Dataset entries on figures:
>> START

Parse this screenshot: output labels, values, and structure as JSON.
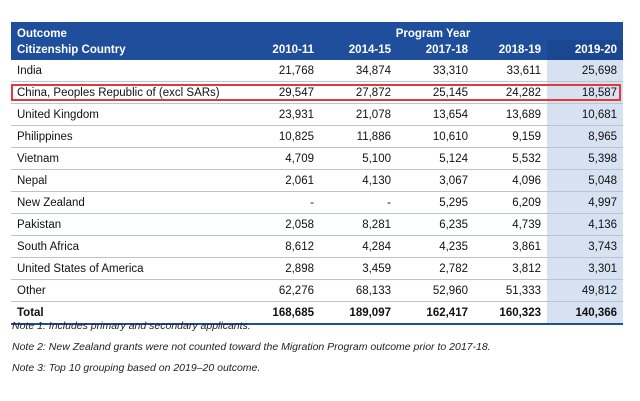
{
  "header": {
    "left_top": "Outcome",
    "left_bottom": "Citizenship Country",
    "group_label": "Program Year",
    "years": [
      "2010-11",
      "2014-15",
      "2017-18",
      "2018-19",
      "2019-20"
    ]
  },
  "rows": [
    {
      "country": "India",
      "values": [
        "21,768",
        "34,874",
        "33,310",
        "33,611",
        "25,698"
      ]
    },
    {
      "country": "China, Peoples Republic of (excl SARs)",
      "values": [
        "29,547",
        "27,872",
        "25,145",
        "24,282",
        "18,587"
      ]
    },
    {
      "country": "United Kingdom",
      "values": [
        "23,931",
        "21,078",
        "13,654",
        "13,689",
        "10,681"
      ]
    },
    {
      "country": "Philippines",
      "values": [
        "10,825",
        "11,886",
        "10,610",
        "9,159",
        "8,965"
      ]
    },
    {
      "country": "Vietnam",
      "values": [
        "4,709",
        "5,100",
        "5,124",
        "5,532",
        "5,398"
      ]
    },
    {
      "country": "Nepal",
      "values": [
        "2,061",
        "4,130",
        "3,067",
        "4,096",
        "5,048"
      ]
    },
    {
      "country": "New Zealand",
      "values": [
        "-",
        "-",
        "5,295",
        "6,209",
        "4,997"
      ]
    },
    {
      "country": "Pakistan",
      "values": [
        "2,058",
        "8,281",
        "6,235",
        "4,739",
        "4,136"
      ]
    },
    {
      "country": "South Africa",
      "values": [
        "8,612",
        "4,284",
        "4,235",
        "3,861",
        "3,743"
      ]
    },
    {
      "country": "United States of America",
      "values": [
        "2,898",
        "3,459",
        "2,782",
        "3,812",
        "3,301"
      ]
    },
    {
      "country": "Other",
      "values": [
        "62,276",
        "68,133",
        "52,960",
        "51,333",
        "49,812"
      ]
    }
  ],
  "total": {
    "label": "Total",
    "values": [
      "168,685",
      "189,097",
      "162,417",
      "160,323",
      "140,366"
    ]
  },
  "notes": [
    "Note 1: Includes primary and secondary applicants.",
    "Note 2: New Zealand grants were not counted toward the Migration Program outcome prior to 2017-18.",
    "Note 3: Top 10 grouping based on 2019–20 outcome."
  ],
  "colors": {
    "header": "#1f4e9d",
    "last_column": "#d6e1f2",
    "highlight": "#e23a3a"
  }
}
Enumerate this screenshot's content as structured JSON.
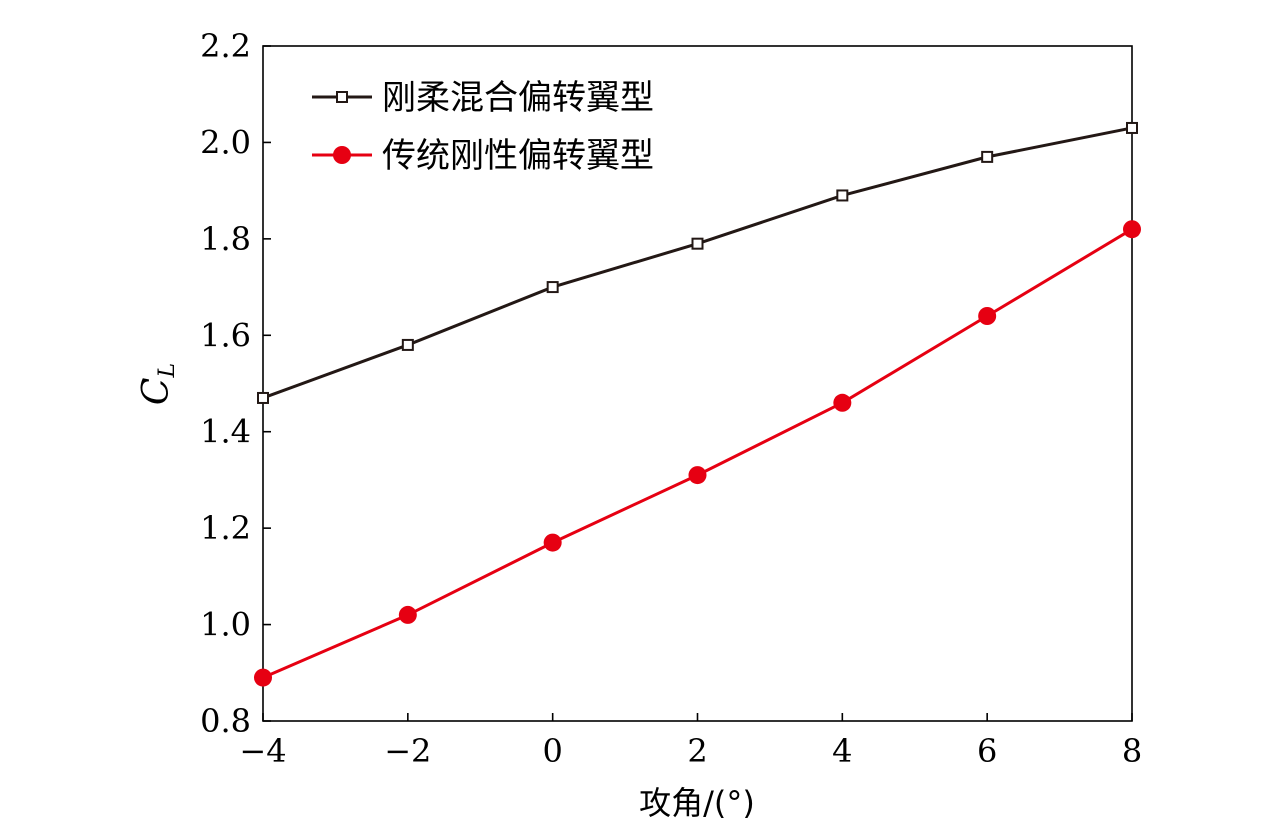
{
  "chart_data": {
    "type": "line",
    "xlabel": "攻角/(°)",
    "ylabel": {
      "main": "C",
      "subscript": "L"
    },
    "x": [
      -4,
      -2,
      0,
      2,
      4,
      6,
      8
    ],
    "xlim": [
      -4,
      8
    ],
    "ylim": [
      0.8,
      2.2
    ],
    "xticks": [
      "−4",
      "−2",
      "0",
      "2",
      "4",
      "6",
      "8"
    ],
    "yticks": [
      "0.8",
      "1.0",
      "1.2",
      "1.4",
      "1.6",
      "1.8",
      "2.0",
      "2.2"
    ],
    "grid": false,
    "legend_position": "top-left",
    "series": [
      {
        "name": "刚柔混合偏转翼型",
        "values": [
          1.47,
          1.58,
          1.7,
          1.79,
          1.89,
          1.97,
          2.03
        ],
        "color": "#231815",
        "marker": "open-square"
      },
      {
        "name": "传统刚性偏转翼型",
        "values": [
          0.89,
          1.02,
          1.17,
          1.31,
          1.46,
          1.64,
          1.82
        ],
        "color": "#e60012",
        "marker": "filled-circle"
      }
    ]
  }
}
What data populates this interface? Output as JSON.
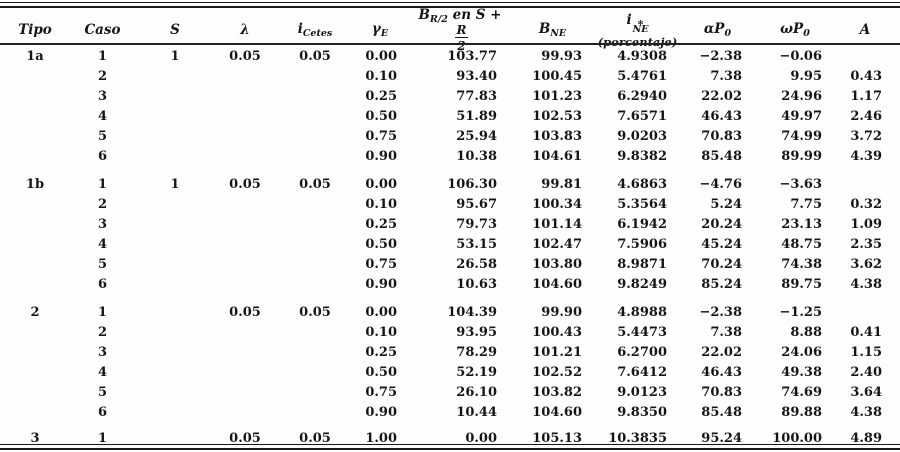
{
  "table": {
    "columns": [
      {
        "id": "tipo",
        "segments": [
          {
            "t": "Tipo"
          }
        ]
      },
      {
        "id": "caso",
        "segments": [
          {
            "t": "Caso"
          }
        ]
      },
      {
        "id": "s",
        "segments": [
          {
            "t": "S"
          }
        ]
      },
      {
        "id": "lambda",
        "segments": [
          {
            "t": "λ"
          }
        ]
      },
      {
        "id": "i-cetes",
        "segments": [
          {
            "t": "i"
          },
          {
            "sub": "Cetes"
          }
        ]
      },
      {
        "id": "gamma-e",
        "segments": [
          {
            "t": "γ"
          },
          {
            "sub": "E"
          }
        ]
      },
      {
        "id": "b-r2",
        "segments": [
          {
            "t": "B"
          },
          {
            "sub": "R/2"
          },
          {
            "t": " en S + "
          },
          {
            "frac": {
              "num": "R",
              "den": "2"
            }
          }
        ]
      },
      {
        "id": "b-ne",
        "segments": [
          {
            "t": "B"
          },
          {
            "sub": "NE"
          }
        ]
      },
      {
        "id": "i-ne",
        "segments": [
          {
            "t": "i"
          },
          {
            "stack": {
              "top": "*",
              "bottom": "NE"
            }
          }
        ],
        "note": "(porcentaje)"
      },
      {
        "id": "alpha-p0",
        "segments": [
          {
            "t": "αP"
          },
          {
            "sub": "0"
          }
        ]
      },
      {
        "id": "omega-p0",
        "segments": [
          {
            "t": "ωP"
          },
          {
            "sub": "0"
          }
        ]
      },
      {
        "id": "a",
        "segments": [
          {
            "t": "A"
          }
        ]
      }
    ],
    "groups": [
      {
        "tipo": "1a",
        "rows": [
          [
            "1a",
            "1",
            "1",
            "0.05",
            "0.05",
            "0.00",
            "103.77",
            "99.93",
            "4.9308",
            "−2.38",
            "−0.06",
            ""
          ],
          [
            "",
            "2",
            "",
            "",
            "",
            "0.10",
            "93.40",
            "100.45",
            "5.4761",
            "7.38",
            "9.95",
            "0.43"
          ],
          [
            "",
            "3",
            "",
            "",
            "",
            "0.25",
            "77.83",
            "101.23",
            "6.2940",
            "22.02",
            "24.96",
            "1.17"
          ],
          [
            "",
            "4",
            "",
            "",
            "",
            "0.50",
            "51.89",
            "102.53",
            "7.6571",
            "46.43",
            "49.97",
            "2.46"
          ],
          [
            "",
            "5",
            "",
            "",
            "",
            "0.75",
            "25.94",
            "103.83",
            "9.0203",
            "70.83",
            "74.99",
            "3.72"
          ],
          [
            "",
            "6",
            "",
            "",
            "",
            "0.90",
            "10.38",
            "104.61",
            "9.8382",
            "85.48",
            "89.99",
            "4.39"
          ]
        ]
      },
      {
        "tipo": "1b",
        "rows": [
          [
            "1b",
            "1",
            "1",
            "0.05",
            "0.05",
            "0.00",
            "106.30",
            "99.81",
            "4.6863",
            "−4.76",
            "−3.63",
            ""
          ],
          [
            "",
            "2",
            "",
            "",
            "",
            "0.10",
            "95.67",
            "100.34",
            "5.3564",
            "5.24",
            "7.75",
            "0.32"
          ],
          [
            "",
            "3",
            "",
            "",
            "",
            "0.25",
            "79.73",
            "101.14",
            "6.1942",
            "20.24",
            "23.13",
            "1.09"
          ],
          [
            "",
            "4",
            "",
            "",
            "",
            "0.50",
            "53.15",
            "102.47",
            "7.5906",
            "45.24",
            "48.75",
            "2.35"
          ],
          [
            "",
            "5",
            "",
            "",
            "",
            "0.75",
            "26.58",
            "103.80",
            "8.9871",
            "70.24",
            "74.38",
            "3.62"
          ],
          [
            "",
            "6",
            "",
            "",
            "",
            "0.90",
            "10.63",
            "104.60",
            "9.8249",
            "85.24",
            "89.75",
            "4.38"
          ]
        ]
      },
      {
        "tipo": "2",
        "rows": [
          [
            "2",
            "1",
            "",
            "0.05",
            "0.05",
            "0.00",
            "104.39",
            "99.90",
            "4.8988",
            "−2.38",
            "−1.25",
            ""
          ],
          [
            "",
            "2",
            "",
            "",
            "",
            "0.10",
            "93.95",
            "100.43",
            "5.4473",
            "7.38",
            "8.88",
            "0.41"
          ],
          [
            "",
            "3",
            "",
            "",
            "",
            "0.25",
            "78.29",
            "101.21",
            "6.2700",
            "22.02",
            "24.06",
            "1.15"
          ],
          [
            "",
            "4",
            "",
            "",
            "",
            "0.50",
            "52.19",
            "102.52",
            "7.6412",
            "46.43",
            "49.38",
            "2.40"
          ],
          [
            "",
            "5",
            "",
            "",
            "",
            "0.75",
            "26.10",
            "103.82",
            "9.0123",
            "70.83",
            "74.69",
            "3.64"
          ],
          [
            "",
            "6",
            "",
            "",
            "",
            "0.90",
            "10.44",
            "104.60",
            "9.8350",
            "85.48",
            "89.88",
            "4.38"
          ]
        ]
      },
      {
        "tipo": "3",
        "rows": [
          [
            "3",
            "1",
            "",
            "0.05",
            "0.05",
            "1.00",
            "0.00",
            "105.13",
            "10.3835",
            "95.24",
            "100.00",
            "4.89"
          ]
        ]
      }
    ]
  }
}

>> END

GOAL: Copy out every line of the listing that contains the string "Zealand".

RESPONSE TO THIS TASK:
      "country": "New Zealand",
    "Note 2: New Zealand grants were not counted toward the Migration Program outcome prior to 2017-18.",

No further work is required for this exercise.